### Task goal
Only the pictures are omitted; repeat all other data exactly.

Entries from a dataset:
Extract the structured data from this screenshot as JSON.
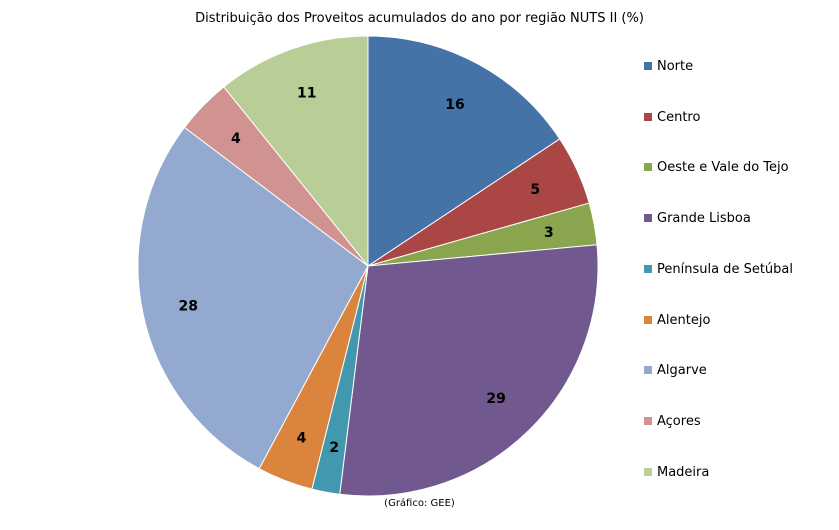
{
  "colors": {
    "Norte": "#4572A7",
    "Centro": "#AA4643",
    "Oeste e Vale do Tejo": "#89A54E",
    "Grande Lisboa": "#71588F",
    "Península de Setúbal": "#4198AF",
    "Alentejo": "#DB843D",
    "Algarve": "#93A9CF",
    "Açores": "#D19392",
    "Madeira": "#B9CD96"
  },
  "chart_data": {
    "type": "pie",
    "title": "Distribuição dos Proveitos acumulados do ano por região NUTS II (%)",
    "categories": [
      "Norte",
      "Centro",
      "Oeste e Vale do Tejo",
      "Grande Lisboa",
      "Península de Setúbal",
      "Alentejo",
      "Algarve",
      "Açores",
      "Madeira"
    ],
    "values": [
      16,
      5,
      3,
      29,
      2,
      4,
      28,
      4,
      11
    ],
    "start_angle_deg": 0,
    "direction": "clockwise",
    "legend_position": "right",
    "source": "(Gráfico: GEE)"
  }
}
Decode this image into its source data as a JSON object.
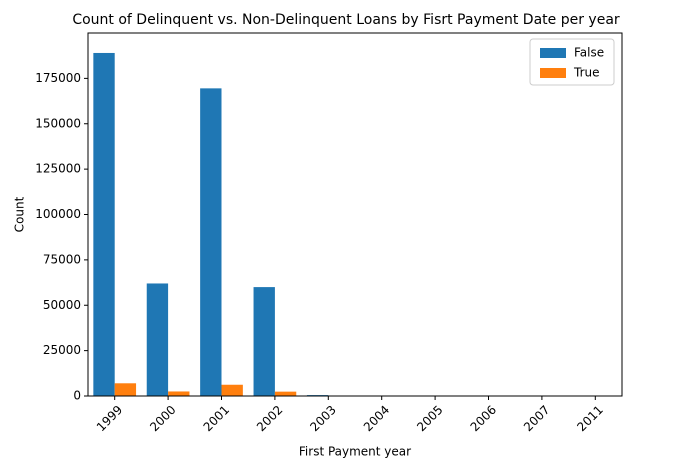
{
  "chart_data": {
    "type": "bar",
    "title": "Count of Delinquent vs. Non-Delinquent Loans by Fisrt Payment Date per year",
    "xlabel": "First Payment year",
    "ylabel": "Count",
    "categories": [
      "1999",
      "2000",
      "2001",
      "2002",
      "2003",
      "2004",
      "2005",
      "2006",
      "2007",
      "2011"
    ],
    "series": [
      {
        "name": "False",
        "color": "#1f77b4",
        "values": [
          189000,
          62000,
          169500,
          60000,
          500,
          80,
          40,
          20,
          10,
          5
        ]
      },
      {
        "name": "True",
        "color": "#ff7f0e",
        "values": [
          7000,
          2500,
          6200,
          2400,
          50,
          10,
          5,
          2,
          1,
          0
        ]
      }
    ],
    "ylim": [
      0,
      200000
    ],
    "yticks": [
      0,
      25000,
      50000,
      75000,
      100000,
      125000,
      150000,
      175000
    ],
    "ytick_labels": [
      "0",
      "25000",
      "50000",
      "75000",
      "100000",
      "125000",
      "150000",
      "175000"
    ],
    "grid": false,
    "legend_position": "top-right"
  }
}
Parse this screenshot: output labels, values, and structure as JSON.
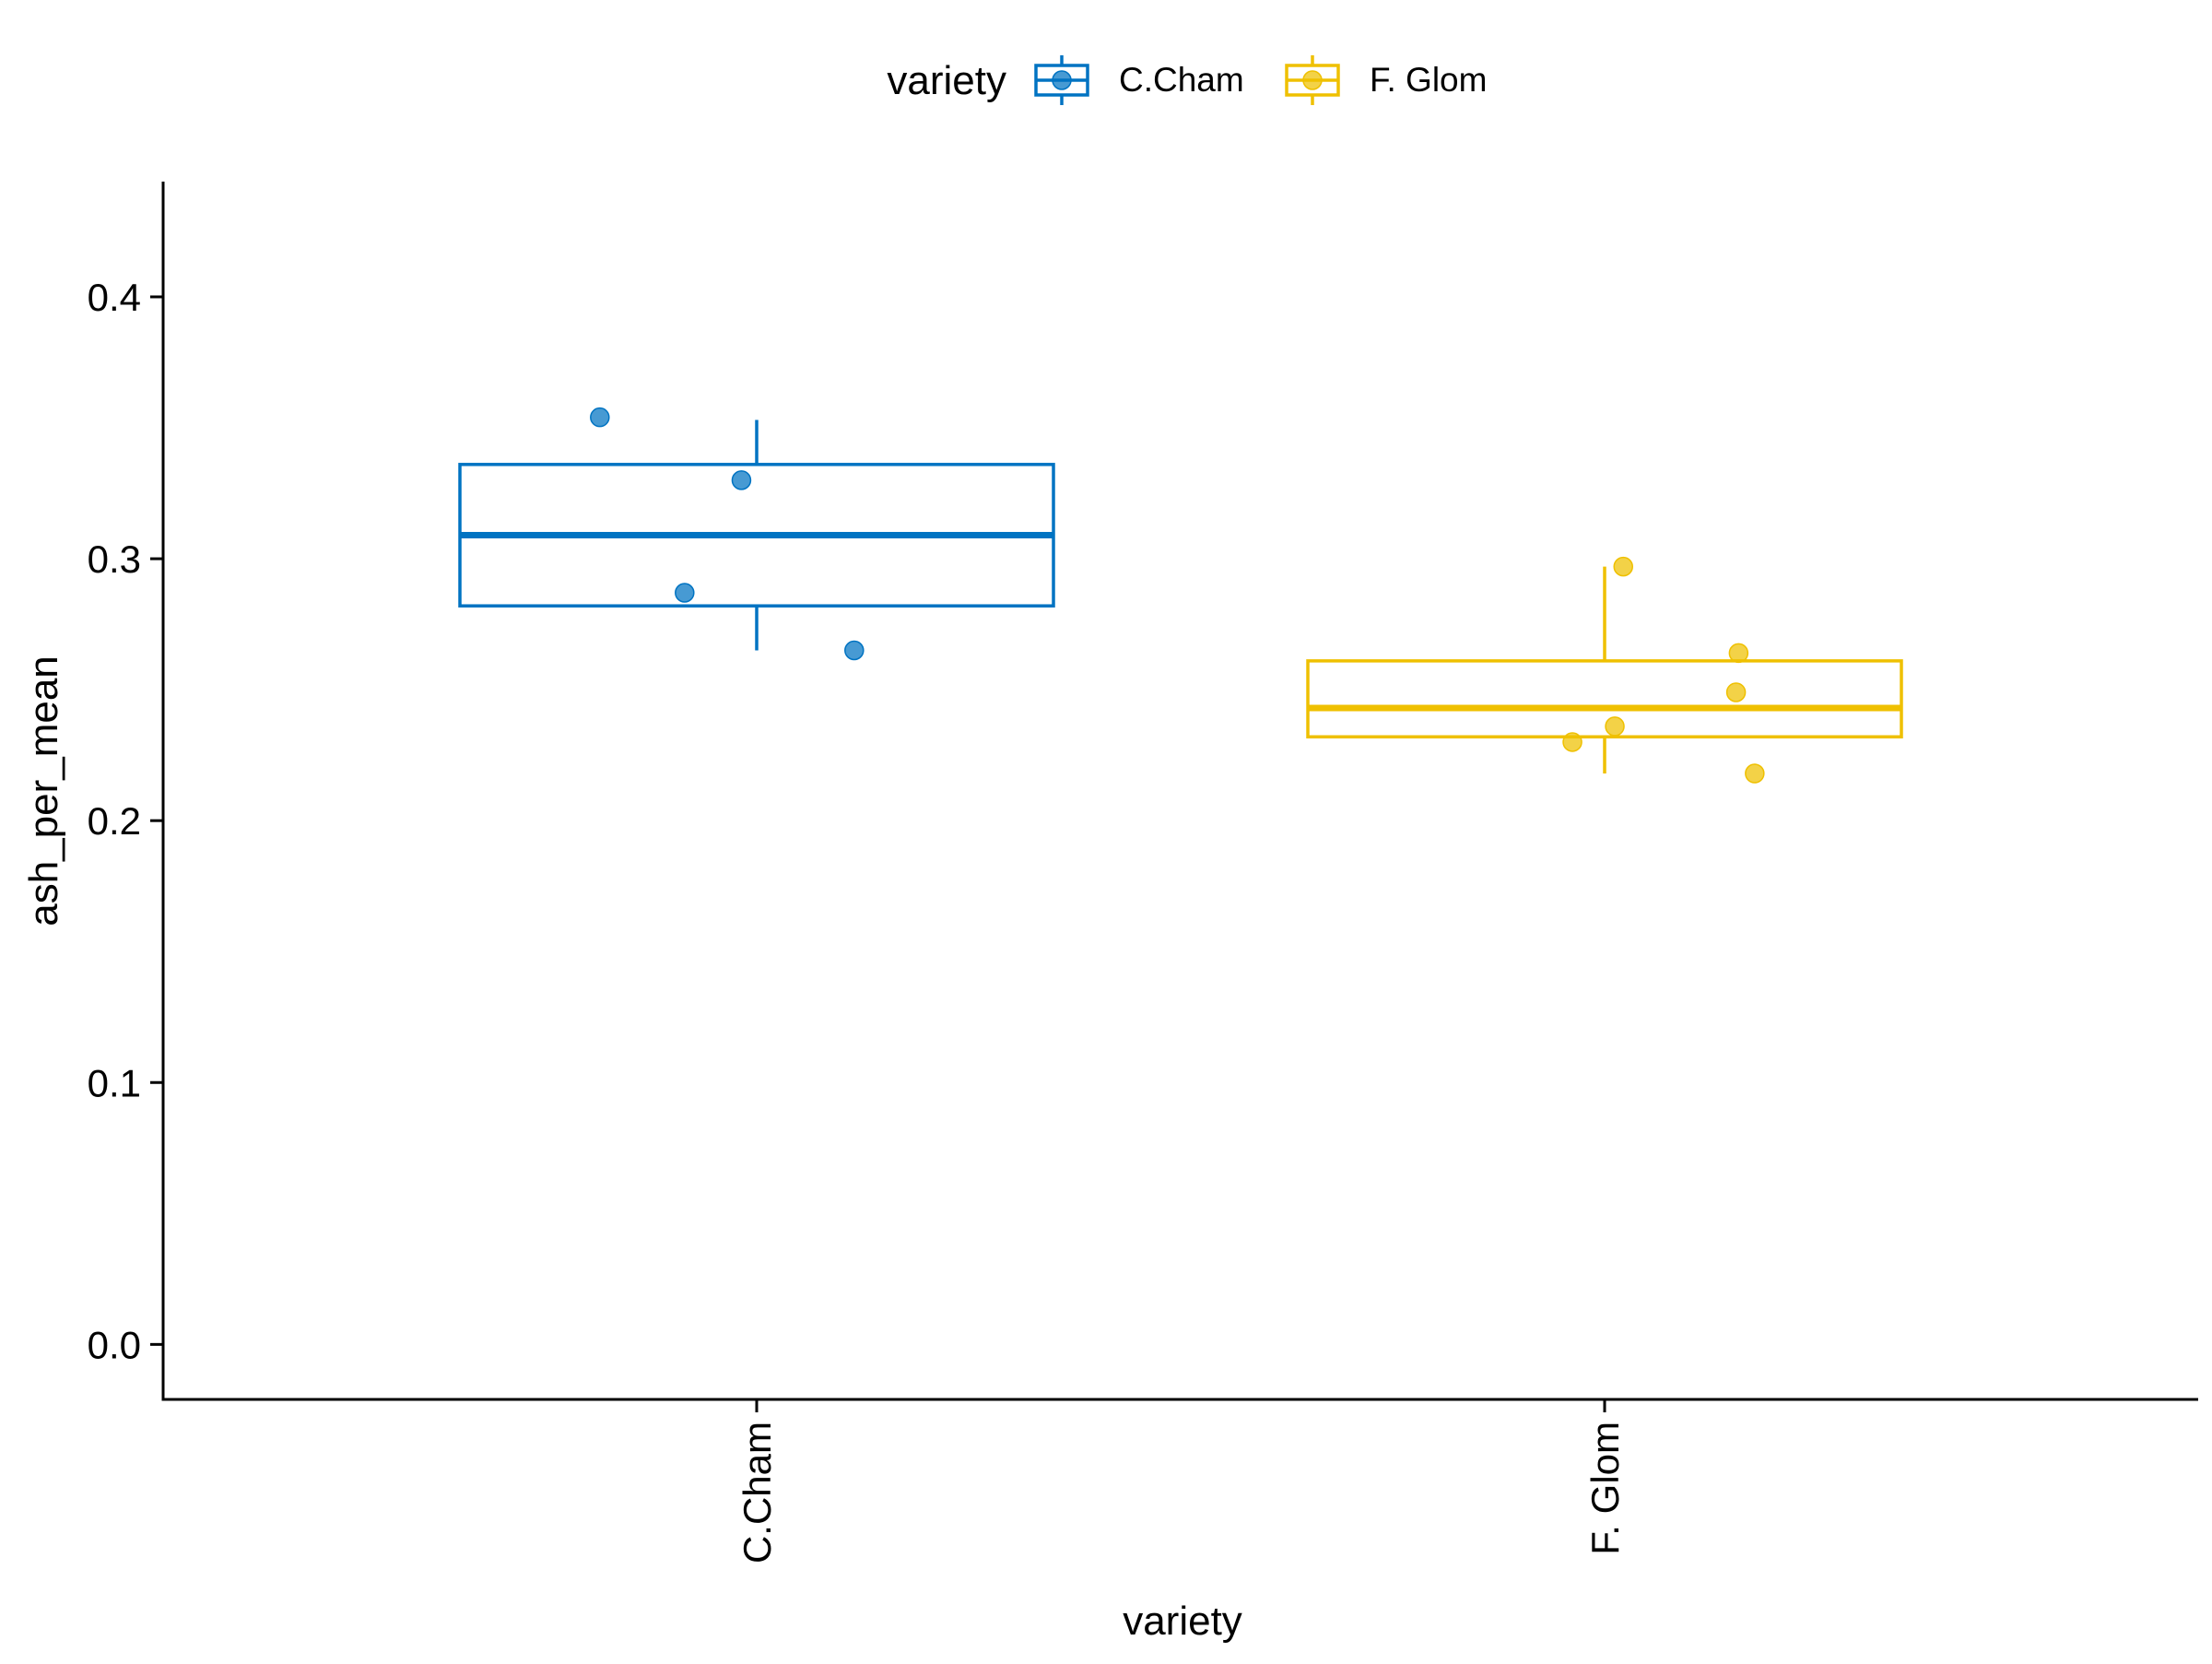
{
  "chart_data": {
    "type": "boxplot",
    "xlabel": "variety",
    "ylabel": "ash_per_mean",
    "categories": [
      "C.Cham",
      "F. Glom"
    ],
    "ylim": [
      -0.021,
      0.444
    ],
    "yticks": [
      0.0,
      0.1,
      0.2,
      0.3,
      0.4
    ],
    "ytick_labels": [
      "0.0",
      "0.1",
      "0.2",
      "0.3",
      "0.4"
    ],
    "grid": false,
    "legend": {
      "title": "variety",
      "placement": "top",
      "entries": [
        "C.Cham",
        "F. Glom"
      ]
    },
    "series": [
      {
        "name": "C.Cham",
        "color": "#0073C2",
        "box": {
          "whisker_low": 0.265,
          "q1": 0.282,
          "median": 0.309,
          "q3": 0.336,
          "whisker_high": 0.353
        },
        "points": [
          {
            "x_offset": -0.185,
            "y": 0.354
          },
          {
            "x_offset": -0.085,
            "y": 0.287
          },
          {
            "x_offset": -0.018,
            "y": 0.33
          },
          {
            "x_offset": 0.115,
            "y": 0.265
          }
        ]
      },
      {
        "name": "F. Glom",
        "color": "#EFC000",
        "box": {
          "whisker_low": 0.218,
          "q1": 0.232,
          "median": 0.243,
          "q3": 0.261,
          "whisker_high": 0.297
        },
        "points": [
          {
            "x_offset": -0.038,
            "y": 0.23
          },
          {
            "x_offset": 0.012,
            "y": 0.236
          },
          {
            "x_offset": 0.022,
            "y": 0.297
          },
          {
            "x_offset": 0.155,
            "y": 0.249
          },
          {
            "x_offset": 0.158,
            "y": 0.264
          },
          {
            "x_offset": 0.177,
            "y": 0.218
          }
        ]
      }
    ]
  }
}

### Task response
Extract the structured data from this screenshot as JSON.
{
  "colors": {
    "Norte": "#4572A7",
    "Centro": "#AA4643",
    "Oeste e Vale do Tejo": "#89A54E",
    "Grande Lisboa": "#71588F",
    "Península de Setúbal": "#4198AF",
    "Alentejo": "#DB843D",
    "Algarve": "#93A9CF",
    "Açores": "#D19392",
    "Madeira": "#B9CD96"
  },
  "chart_data": {
    "type": "pie",
    "title": "Distribuição dos Proveitos acumulados do ano por região NUTS II (%)",
    "categories": [
      "Norte",
      "Centro",
      "Oeste e Vale do Tejo",
      "Grande Lisboa",
      "Península de Setúbal",
      "Alentejo",
      "Algarve",
      "Açores",
      "Madeira"
    ],
    "values": [
      16,
      5,
      3,
      29,
      2,
      4,
      28,
      4,
      11
    ],
    "start_angle_deg": 0,
    "direction": "clockwise",
    "legend_position": "right",
    "source": "(Gráfico: GEE)"
  }
}
Decode this image into its source data as a JSON object.
{
  "chart_data": {
    "type": "bar",
    "title": "Count of Delinquent vs. Non-Delinquent Loans by Fisrt Payment Date per year",
    "xlabel": "First Payment year",
    "ylabel": "Count",
    "categories": [
      "1999",
      "2000",
      "2001",
      "2002",
      "2003",
      "2004",
      "2005",
      "2006",
      "2007",
      "2011"
    ],
    "series": [
      {
        "name": "False",
        "color": "#1f77b4",
        "values": [
          189000,
          62000,
          169500,
          60000,
          500,
          80,
          40,
          20,
          10,
          5
        ]
      },
      {
        "name": "True",
        "color": "#ff7f0e",
        "values": [
          7000,
          2500,
          6200,
          2400,
          50,
          10,
          5,
          2,
          1,
          0
        ]
      }
    ],
    "ylim": [
      0,
      200000
    ],
    "yticks": [
      0,
      25000,
      50000,
      75000,
      100000,
      125000,
      150000,
      175000
    ],
    "ytick_labels": [
      "0",
      "25000",
      "50000",
      "75000",
      "100000",
      "125000",
      "150000",
      "175000"
    ],
    "grid": false,
    "legend_position": "top-right"
  }
}
Parse this screenshot: output labels, values, and structure as JSON.
{
  "chart_data": {
    "type": "boxplot",
    "xlabel": "variety",
    "ylabel": "ash_per_mean",
    "categories": [
      "C.Cham",
      "F. Glom"
    ],
    "ylim": [
      -0.021,
      0.444
    ],
    "yticks": [
      0.0,
      0.1,
      0.2,
      0.3,
      0.4
    ],
    "ytick_labels": [
      "0.0",
      "0.1",
      "0.2",
      "0.3",
      "0.4"
    ],
    "grid": false,
    "legend": {
      "title": "variety",
      "placement": "top",
      "entries": [
        "C.Cham",
        "F. Glom"
      ]
    },
    "series": [
      {
        "name": "C.Cham",
        "color": "#0073C2",
        "box": {
          "whisker_low": 0.265,
          "q1": 0.282,
          "median": 0.309,
          "q3": 0.336,
          "whisker_high": 0.353
        },
        "points": [
          {
            "x_offset": -0.185,
            "y": 0.354
          },
          {
            "x_offset": -0.085,
            "y": 0.287
          },
          {
            "x_offset": -0.018,
            "y": 0.33
          },
          {
            "x_offset": 0.115,
            "y": 0.265
          }
        ]
      },
      {
        "name": "F. Glom",
        "color": "#EFC000",
        "box": {
          "whisker_low": 0.218,
          "q1": 0.232,
          "median": 0.243,
          "q3": 0.261,
          "whisker_high": 0.297
        },
        "points": [
          {
            "x_offset": -0.038,
            "y": 0.23
          },
          {
            "x_offset": 0.012,
            "y": 0.236
          },
          {
            "x_offset": 0.022,
            "y": 0.297
          },
          {
            "x_offset": 0.155,
            "y": 0.249
          },
          {
            "x_offset": 0.158,
            "y": 0.264
          },
          {
            "x_offset": 0.177,
            "y": 0.218
          }
        ]
      }
    ]
  }
}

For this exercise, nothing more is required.